#### Do this
Go through the entries and transcribe each one exactly, dropping the pictures.
## BEGIN
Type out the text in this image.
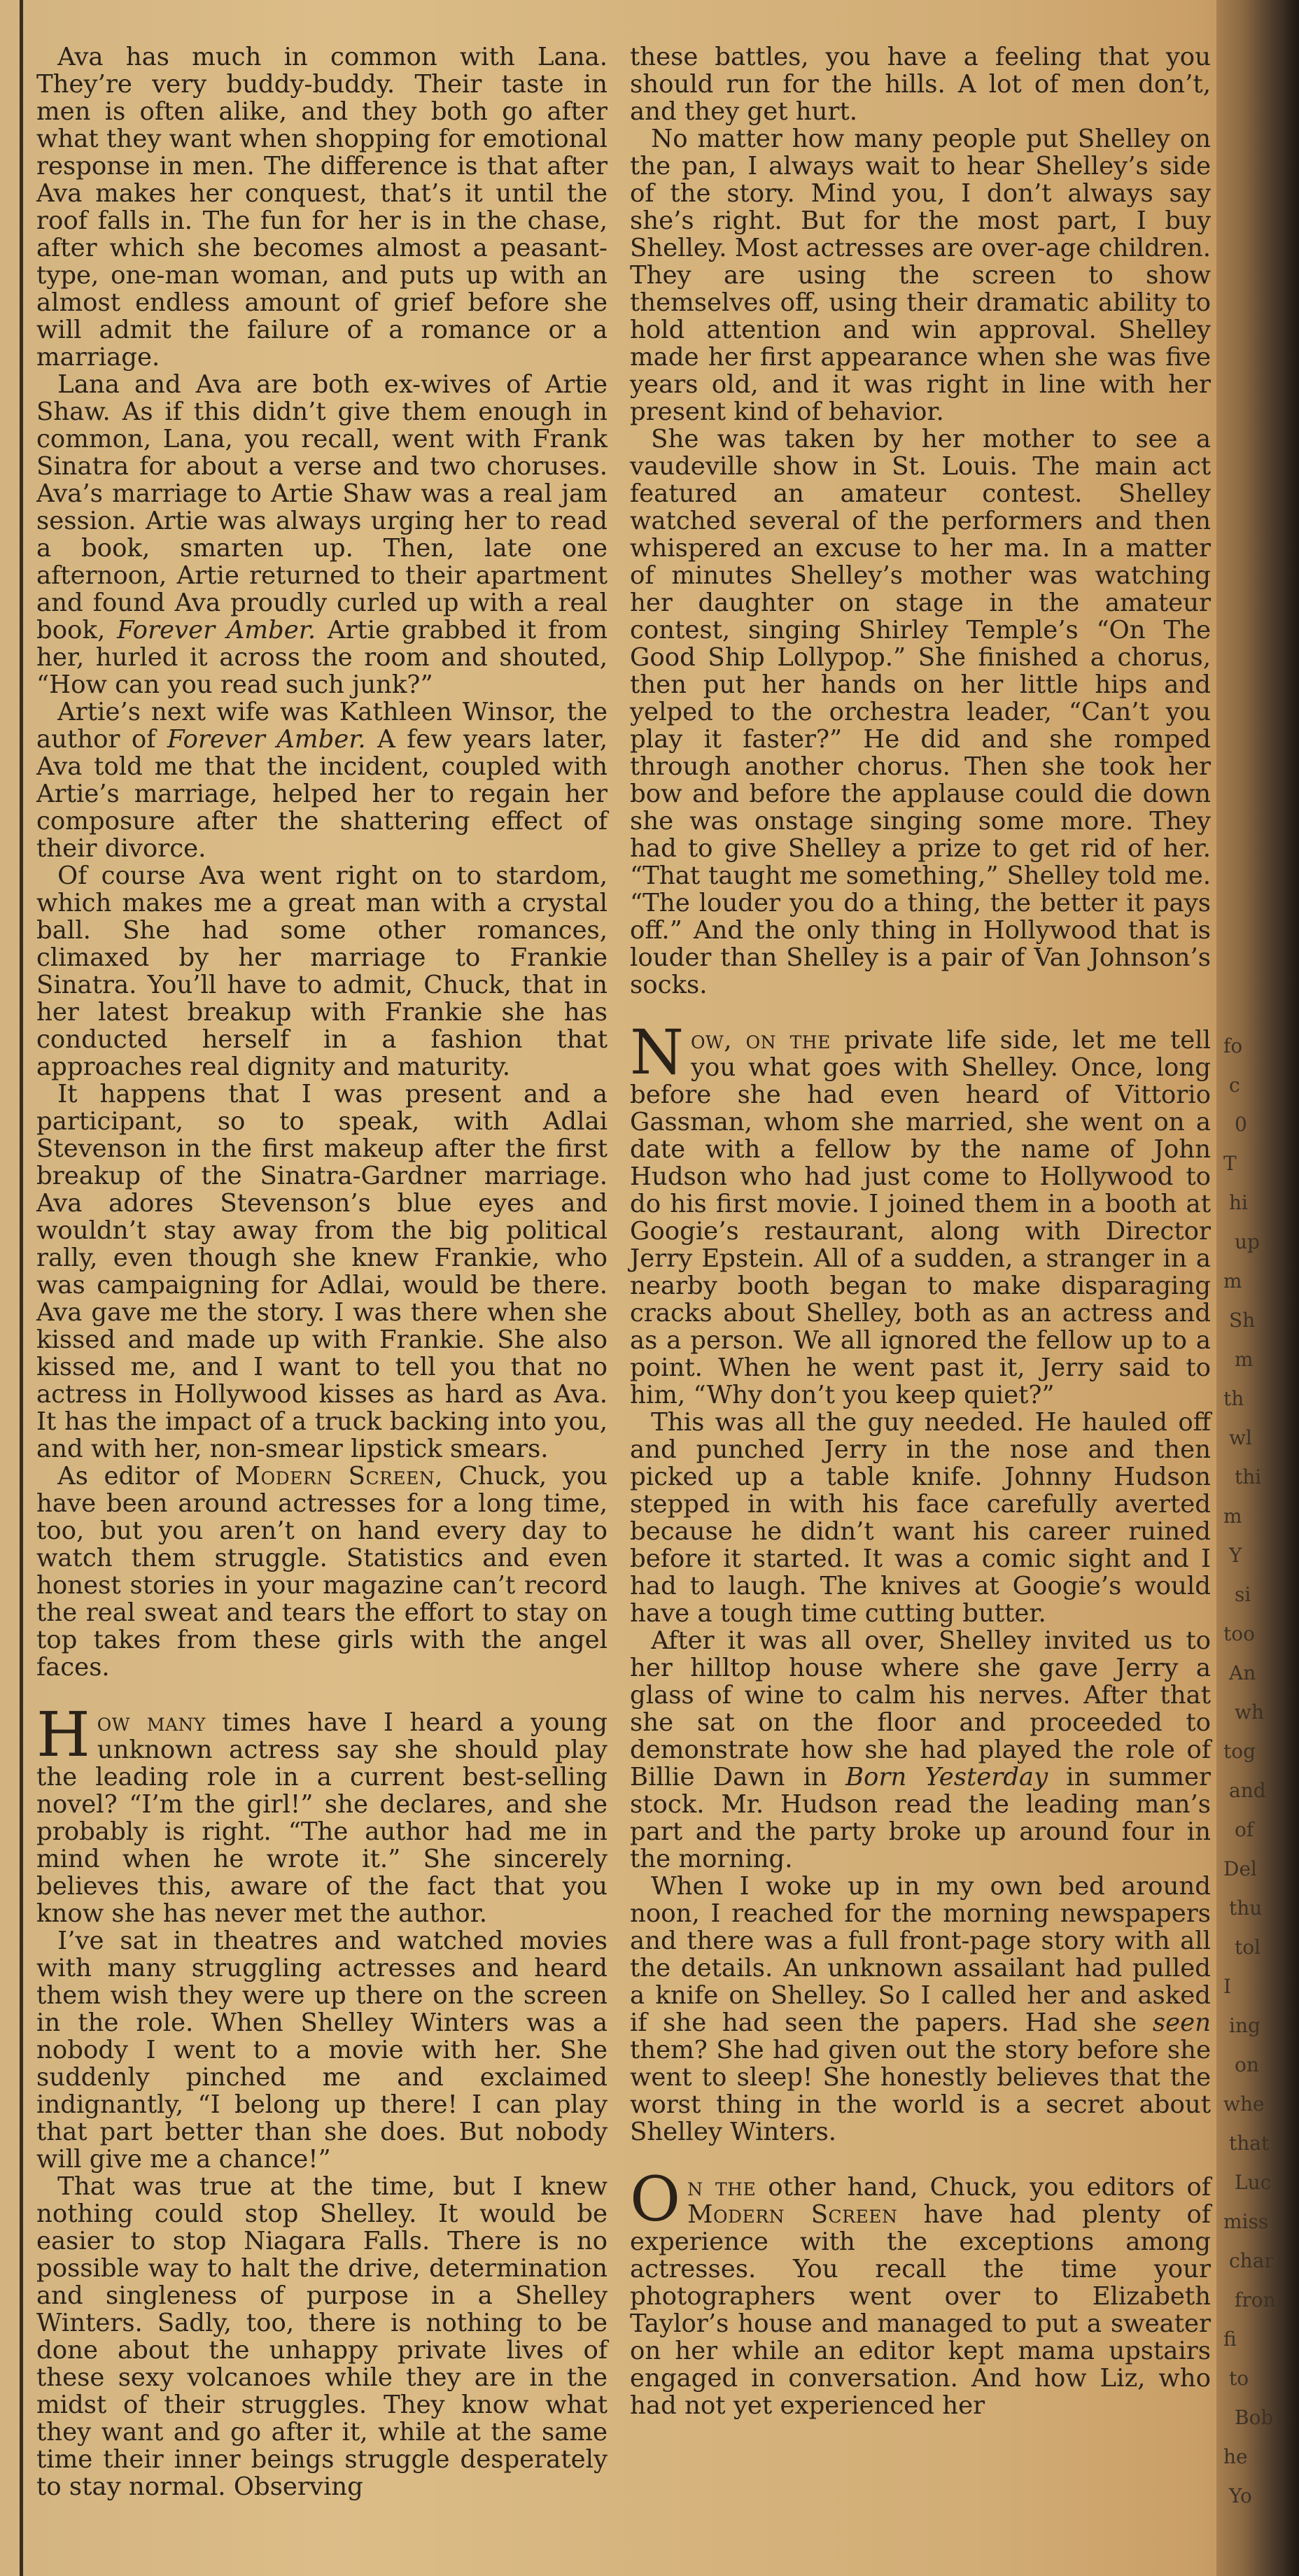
Ava has much in common with Lana. They’re very buddy-buddy. Their taste in men is often alike, and they both go after what they want when shopping for emotional response in men. The difference is that after Ava makes her conquest, that’s it until the roof falls in. The fun for her is in the chase, after which she becomes almost a peasant-type, one-man woman, and puts up with an almost endless amount of grief before she will admit the failure of a romance or a marriage.

Lana and Ava are both ex-wives of Artie Shaw. As if this didn’t give them enough in common, Lana, you recall, went with Frank Sinatra for about a verse and two choruses. Ava’s marriage to Artie Shaw was a real jam session. Artie was always urging her to read a book, smarten up. Then, late one afternoon, Artie returned to their apartment and found Ava proudly curled up with a real book, Forever Amber. Artie grabbed it from her, hurled it across the room and shouted, “How can you read such junk?”

Artie’s next wife was Kathleen Winsor, the author of Forever Amber. A few years later, Ava told me that the incident, coupled with Artie’s marriage, helped her to regain her composure after the shattering effect of their divorce.

Of course Ava went right on to stardom, which makes me a great man with a crystal ball. She had some other romances, climaxed by her marriage to Frankie Sinatra. You’ll have to admit, Chuck, that in her latest breakup with Frankie she has conducted herself in a fashion that approaches real dignity and maturity.

It happens that I was present and a participant, so to speak, with Adlai Stevenson in the first makeup after the first breakup of the Sinatra-Gardner marriage. Ava adores Stevenson’s blue eyes and wouldn’t stay away from the big political rally, even though she knew Frankie, who was campaigning for Adlai, would be there. Ava gave me the story. I was there when she kissed and made up with Frankie. She also kissed me, and I want to tell you that no actress in Hollywood kisses as hard as Ava. It has the impact of a truck backing into you, and with her, non-smear lipstick smears.

As editor of Modern Screen, Chuck, you have been around actresses for a long time, too, but you aren’t on hand every day to watch them struggle. Statistics and even honest stories in your magazine can’t record the real sweat and tears the effort to stay on top takes from these girls with the angel faces.

How many times have I heard a young unknown actress say she should play the leading role in a current best-selling novel? “I’m the girl!” she declares, and she probably is right. “The author had me in mind when he wrote it.” She sincerely believes this, aware of the fact that you know she has never met the author.

I’ve sat in theatres and watched movies with many struggling actresses and heard them wish they were up there on the screen in the role. When Shelley Winters was a nobody I went to a movie with her. She suddenly pinched me and exclaimed indignantly, “I belong up there! I can play that part better than she does. But nobody will give me a chance!”

That was true at the time, but I knew nothing could stop Shelley. It would be easier to stop Niagara Falls. There is no possible way to halt the drive, determination and singleness of purpose in a Shelley Winters. Sadly, too, there is nothing to be done about the unhappy private lives of these sexy volcanoes while they are in the midst of their struggles. They know what they want and go after it, while at the same time their inner beings struggle desperately to stay normal. Observing

these battles, you have a feeling that you should run for the hills. A lot of men don’t, and they get hurt.

No matter how many people put Shelley on the pan, I always wait to hear Shelley’s side of the story. Mind you, I don’t always say she’s right. But for the most part, I buy Shelley. Most actresses are over-age children. They are using the screen to show themselves off, using their dramatic ability to hold attention and win approval. Shelley made her first appearance when she was five years old, and it was right in line with her present kind of behavior.

She was taken by her mother to see a vaudeville show in St. Louis. The main act featured an amateur contest. Shelley watched several of the performers and then whispered an excuse to her ma. In a matter of minutes Shelley’s mother was watching her daughter on stage in the amateur contest, singing Shirley Temple’s “On The Good Ship Lollypop.” She finished a chorus, then put her hands on her little hips and yelped to the orchestra leader, “Can’t you play it faster?” He did and she romped through another chorus. Then she took her bow and before the applause could die down she was onstage singing some more. They had to give Shelley a prize to get rid of her. “That taught me something,” Shelley told me. “The louder you do a thing, the better it pays off.” And the only thing in Hollywood that is louder than Shelley is a pair of Van Johnson’s socks.

Now, on the private life side, let me tell you what goes with Shelley. Once, long before she had even heard of Vittorio Gassman, whom she married, she went on a date with a fellow by the name of John Hudson who had just come to Hollywood to do his first movie. I joined them in a booth at Googie’s restaurant, along with Director Jerry Epstein. All of a sudden, a stranger in a nearby booth began to make disparaging cracks about Shelley, both as an actress and as a person. We all ignored the fellow up to a point. When he went past it, Jerry said to him, “Why don’t you keep quiet?”

This was all the guy needed. He hauled off and punched Jerry in the nose and then picked up a table knife. Johnny Hudson stepped in with his face carefully averted because he didn’t want his career ruined before it started. It was a comic sight and I had to laugh. The knives at Googie’s would have a tough time cutting butter.

After it was all over, Shelley invited us to her hilltop house where she gave Jerry a glass of wine to calm his nerves. After that she sat on the floor and proceeded to demonstrate how she had played the role of Billie Dawn in Born Yesterday in summer stock. Mr. Hudson read the leading man’s part and the party broke up around four in the morning.

When I woke up in my own bed around noon, I reached for the morning newspapers and there was a full front-page story with all the details. An unknown assailant had pulled a knife on Shelley. So I called her and asked if she had seen the papers. Had she seen them? She had given out the story before she went to sleep! She honestly believes that the worst thing in the world is a secret about Shelley Winters.

On the other hand, Chuck, you editors of Modern Screen have had plenty of experience with the exceptions among actresses. You recall the time your photographers went over to Elizabeth Taylor’s house and managed to put a sweater on her while an editor kept mama upstairs engaged in conversation. And how Liz, who had not yet experienced her

fo
c
0
T
hi
up
m
Sh
m
th
wl
thi
m
Y
si
too
An
wh
tog
and
of
Del
thu
tol
I
ing
on
whe
that
Luc
miss
char
fron
fi
to
Bob
he
Yo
## END
#### Exercise response
Type out the text in this image.
Ava has much in common with Lana. They’re very buddy-buddy. Their taste in men is often alike, and they both go after what they want when shopping for emotional response in men. The difference is that after Ava makes her conquest, that’s it until the roof falls in. The fun for her is in the chase, after which she becomes almost a peasant-type, one-man woman, and puts up with an almost endless amount of grief before she will admit the failure of a romance or a marriage.

Lana and Ava are both ex-wives of Artie Shaw. As if this didn’t give them enough in common, Lana, you recall, went with Frank Sinatra for about a verse and two choruses. Ava’s marriage to Artie Shaw was a real jam session. Artie was always urging her to read a book, smarten up. Then, late one afternoon, Artie returned to their apartment and found Ava proudly curled up with a real book, Forever Amber. Artie grabbed it from her, hurled it across the room and shouted, “How can you read such junk?”

Artie’s next wife was Kathleen Winsor, the author of Forever Amber. A few years later, Ava told me that the incident, coupled with Artie’s marriage, helped her to regain her composure after the shattering effect of their divorce.

Of course Ava went right on to stardom, which makes me a great man with a crystal ball. She had some other romances, climaxed by her marriage to Frankie Sinatra. You’ll have to admit, Chuck, that in her latest breakup with Frankie she has conducted herself in a fashion that approaches real dignity and maturity.

It happens that I was present and a participant, so to speak, with Adlai Stevenson in the first makeup after the first breakup of the Sinatra-Gardner marriage. Ava adores Stevenson’s blue eyes and wouldn’t stay away from the big political rally, even though she knew Frankie, who was campaigning for Adlai, would be there. Ava gave me the story. I was there when she kissed and made up with Frankie. She also kissed me, and I want to tell you that no actress in Hollywood kisses as hard as Ava. It has the impact of a truck backing into you, and with her, non-smear lipstick smears.

As editor of Modern Screen, Chuck, you have been around actresses for a long time, too, but you aren’t on hand every day to watch them struggle. Statistics and even honest stories in your magazine can’t record the real sweat and tears the effort to stay on top takes from these girls with the angel faces.

How many times have I heard a young unknown actress say she should play the leading role in a current best-selling novel? “I’m the girl!” she declares, and she probably is right. “The author had me in mind when he wrote it.” She sincerely believes this, aware of the fact that you know she has never met the author.

I’ve sat in theatres and watched movies with many struggling actresses and heard them wish they were up there on the screen in the role. When Shelley Winters was a nobody I went to a movie with her. She suddenly pinched me and exclaimed indignantly, “I belong up there! I can play that part better than she does. But nobody will give me a chance!”

That was true at the time, but I knew nothing could stop Shelley. It would be easier to stop Niagara Falls. There is no possible way to halt the drive, determination and singleness of purpose in a Shelley Winters. Sadly, too, there is nothing to be done about the unhappy private lives of these sexy volcanoes while they are in the midst of their struggles. They know what they want and go after it, while at the same time their inner beings struggle desperately to stay normal. Observing

these battles, you have a feeling that you should run for the hills. A lot of men don’t, and they get hurt.

No matter how many people put Shelley on the pan, I always wait to hear Shelley’s side of the story. Mind you, I don’t always say she’s right. But for the most part, I buy Shelley. Most actresses are over-age children. They are using the screen to show themselves off, using their dramatic ability to hold attention and win approval. Shelley made her first appearance when she was five years old, and it was right in line with her present kind of behavior.

She was taken by her mother to see a vaudeville show in St. Louis. The main act featured an amateur contest. Shelley watched several of the performers and then whispered an excuse to her ma. In a matter of minutes Shelley’s mother was watching her daughter on stage in the amateur contest, singing Shirley Temple’s “On The Good Ship Lollypop.” She finished a chorus, then put her hands on her little hips and yelped to the orchestra leader, “Can’t you play it faster?” He did and she romped through another chorus. Then she took her bow and before the applause could die down she was onstage singing some more. They had to give Shelley a prize to get rid of her. “That taught me something,” Shelley told me. “The louder you do a thing, the better it pays off.” And the only thing in Hollywood that is louder than Shelley is a pair of Van Johnson’s socks.

Now, on the private life side, let me tell you what goes with Shelley. Once, long before she had even heard of Vittorio Gassman, whom she married, she went on a date with a fellow by the name of John Hudson who had just come to Hollywood to do his first movie. I joined them in a booth at Googie’s restaurant, along with Director Jerry Epstein. All of a sudden, a stranger in a nearby booth began to make disparaging cracks about Shelley, both as an actress and as a person. We all ignored the fellow up to a point. When he went past it, Jerry said to him, “Why don’t you keep quiet?”

This was all the guy needed. He hauled off and punched Jerry in the nose and then picked up a table knife. Johnny Hudson stepped in with his face carefully averted because he didn’t want his career ruined before it started. It was a comic sight and I had to laugh. The knives at Googie’s would have a tough time cutting butter.

After it was all over, Shelley invited us to her hilltop house where she gave Jerry a glass of wine to calm his nerves. After that she sat on the floor and proceeded to demonstrate how she had played the role of Billie Dawn in Born Yesterday in summer stock. Mr. Hudson read the leading man’s part and the party broke up around four in the morning.

When I woke up in my own bed around noon, I reached for the morning newspapers and there was a full front-page story with all the details. An unknown assailant had pulled a knife on Shelley. So I called her and asked if she had seen the papers. Had she seen them? She had given out the story before she went to sleep! She honestly believes that the worst thing in the world is a secret about Shelley Winters.

On the other hand, Chuck, you editors of Modern Screen have had plenty of experience with the exceptions among actresses. You recall the time your photographers went over to Elizabeth Taylor’s house and managed to put a sweater on her while an editor kept mama upstairs engaged in conversation. And how Liz, who had not yet experienced her

fo
c
0
T
hi
up
m
Sh
m
th
wl
thi
m
Y
si
too
An
wh
tog
and
of
Del
thu
tol
I
ing
on
whe
that
Luc
miss
char
fron
fi
to
Bob
he
Yo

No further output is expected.